Exercise: Copy every line of the data in which the word "clays" occurs.

Dataset content:
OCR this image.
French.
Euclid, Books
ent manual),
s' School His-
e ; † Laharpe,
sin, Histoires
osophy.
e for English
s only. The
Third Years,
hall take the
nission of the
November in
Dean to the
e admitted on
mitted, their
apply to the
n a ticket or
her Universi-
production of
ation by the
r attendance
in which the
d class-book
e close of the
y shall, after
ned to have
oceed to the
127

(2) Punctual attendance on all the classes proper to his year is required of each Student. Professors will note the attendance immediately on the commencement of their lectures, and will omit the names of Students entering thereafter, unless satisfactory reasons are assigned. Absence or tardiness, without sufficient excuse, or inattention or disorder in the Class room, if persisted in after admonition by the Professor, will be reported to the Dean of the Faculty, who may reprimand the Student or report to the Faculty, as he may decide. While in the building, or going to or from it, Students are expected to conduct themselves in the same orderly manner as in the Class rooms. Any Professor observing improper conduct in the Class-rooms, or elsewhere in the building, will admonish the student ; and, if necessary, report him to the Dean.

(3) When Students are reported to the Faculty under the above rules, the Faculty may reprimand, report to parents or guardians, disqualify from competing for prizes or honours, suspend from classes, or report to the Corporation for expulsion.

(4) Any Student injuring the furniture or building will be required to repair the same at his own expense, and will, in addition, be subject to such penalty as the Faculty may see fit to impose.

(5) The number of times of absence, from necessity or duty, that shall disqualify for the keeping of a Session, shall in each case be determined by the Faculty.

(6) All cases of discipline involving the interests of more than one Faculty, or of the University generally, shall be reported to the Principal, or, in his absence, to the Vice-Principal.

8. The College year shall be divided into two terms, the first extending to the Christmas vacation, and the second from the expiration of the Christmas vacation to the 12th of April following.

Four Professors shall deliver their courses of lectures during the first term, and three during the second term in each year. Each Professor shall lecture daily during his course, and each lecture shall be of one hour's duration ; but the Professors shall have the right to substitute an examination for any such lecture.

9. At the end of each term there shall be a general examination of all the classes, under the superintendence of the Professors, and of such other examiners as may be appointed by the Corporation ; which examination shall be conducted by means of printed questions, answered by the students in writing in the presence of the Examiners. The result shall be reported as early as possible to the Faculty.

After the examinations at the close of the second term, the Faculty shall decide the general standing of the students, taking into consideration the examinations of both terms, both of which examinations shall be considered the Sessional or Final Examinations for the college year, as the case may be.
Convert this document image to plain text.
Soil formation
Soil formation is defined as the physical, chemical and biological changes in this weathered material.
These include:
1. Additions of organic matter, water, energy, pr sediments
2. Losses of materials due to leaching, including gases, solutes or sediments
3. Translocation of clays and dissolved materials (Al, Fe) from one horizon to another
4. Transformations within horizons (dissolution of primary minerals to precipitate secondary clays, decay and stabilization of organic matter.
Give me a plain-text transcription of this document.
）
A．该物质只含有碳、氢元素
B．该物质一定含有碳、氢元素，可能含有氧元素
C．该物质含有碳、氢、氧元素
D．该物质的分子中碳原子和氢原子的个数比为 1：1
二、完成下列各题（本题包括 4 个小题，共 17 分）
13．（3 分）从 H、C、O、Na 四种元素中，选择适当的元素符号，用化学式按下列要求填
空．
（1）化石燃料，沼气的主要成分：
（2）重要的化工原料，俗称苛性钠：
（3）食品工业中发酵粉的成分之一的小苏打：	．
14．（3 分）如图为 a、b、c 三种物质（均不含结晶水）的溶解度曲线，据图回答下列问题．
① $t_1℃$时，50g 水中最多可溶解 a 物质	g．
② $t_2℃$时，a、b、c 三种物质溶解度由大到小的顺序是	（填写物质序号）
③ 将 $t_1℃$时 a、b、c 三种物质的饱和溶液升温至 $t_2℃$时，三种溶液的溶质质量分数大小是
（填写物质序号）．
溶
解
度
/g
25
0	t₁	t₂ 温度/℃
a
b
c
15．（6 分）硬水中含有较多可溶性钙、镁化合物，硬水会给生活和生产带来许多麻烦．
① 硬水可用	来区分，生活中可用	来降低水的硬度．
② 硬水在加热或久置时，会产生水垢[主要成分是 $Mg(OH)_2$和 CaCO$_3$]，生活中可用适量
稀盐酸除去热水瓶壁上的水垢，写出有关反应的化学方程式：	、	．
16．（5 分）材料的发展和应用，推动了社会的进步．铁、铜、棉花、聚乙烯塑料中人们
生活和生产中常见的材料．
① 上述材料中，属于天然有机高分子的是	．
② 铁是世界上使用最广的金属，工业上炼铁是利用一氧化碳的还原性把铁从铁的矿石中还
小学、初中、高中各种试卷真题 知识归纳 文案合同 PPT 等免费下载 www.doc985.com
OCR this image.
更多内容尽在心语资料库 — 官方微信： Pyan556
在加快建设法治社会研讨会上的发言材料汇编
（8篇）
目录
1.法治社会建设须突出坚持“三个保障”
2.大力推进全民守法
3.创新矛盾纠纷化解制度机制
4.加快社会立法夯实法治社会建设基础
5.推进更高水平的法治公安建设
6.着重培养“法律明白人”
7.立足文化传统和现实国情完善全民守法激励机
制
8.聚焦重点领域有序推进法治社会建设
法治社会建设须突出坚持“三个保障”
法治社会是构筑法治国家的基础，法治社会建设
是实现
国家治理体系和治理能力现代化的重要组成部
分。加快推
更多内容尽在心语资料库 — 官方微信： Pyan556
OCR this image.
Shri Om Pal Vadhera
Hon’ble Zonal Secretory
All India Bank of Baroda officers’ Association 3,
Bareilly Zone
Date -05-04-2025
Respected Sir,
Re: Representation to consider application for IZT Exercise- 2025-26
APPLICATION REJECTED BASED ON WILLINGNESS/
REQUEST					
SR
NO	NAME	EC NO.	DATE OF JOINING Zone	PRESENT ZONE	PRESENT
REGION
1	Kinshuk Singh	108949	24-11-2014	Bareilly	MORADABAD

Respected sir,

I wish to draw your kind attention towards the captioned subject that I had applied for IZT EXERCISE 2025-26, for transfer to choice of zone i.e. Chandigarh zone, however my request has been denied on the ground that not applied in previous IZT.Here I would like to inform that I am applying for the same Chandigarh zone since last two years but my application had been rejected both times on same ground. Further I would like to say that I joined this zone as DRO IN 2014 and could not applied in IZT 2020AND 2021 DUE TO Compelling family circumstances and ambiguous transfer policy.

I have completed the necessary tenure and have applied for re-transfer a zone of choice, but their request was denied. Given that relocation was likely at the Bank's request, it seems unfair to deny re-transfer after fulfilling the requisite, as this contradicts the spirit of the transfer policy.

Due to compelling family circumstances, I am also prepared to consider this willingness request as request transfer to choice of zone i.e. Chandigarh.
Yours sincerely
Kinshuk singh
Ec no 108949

Response to this exercise:
3. Translocation of clays and dissolved materials (Al, Fe) from one horizon to another
4. Transformations within horizons (dissolution of primary minerals to precipitate secondary clays, decay and stabilization of organic matter.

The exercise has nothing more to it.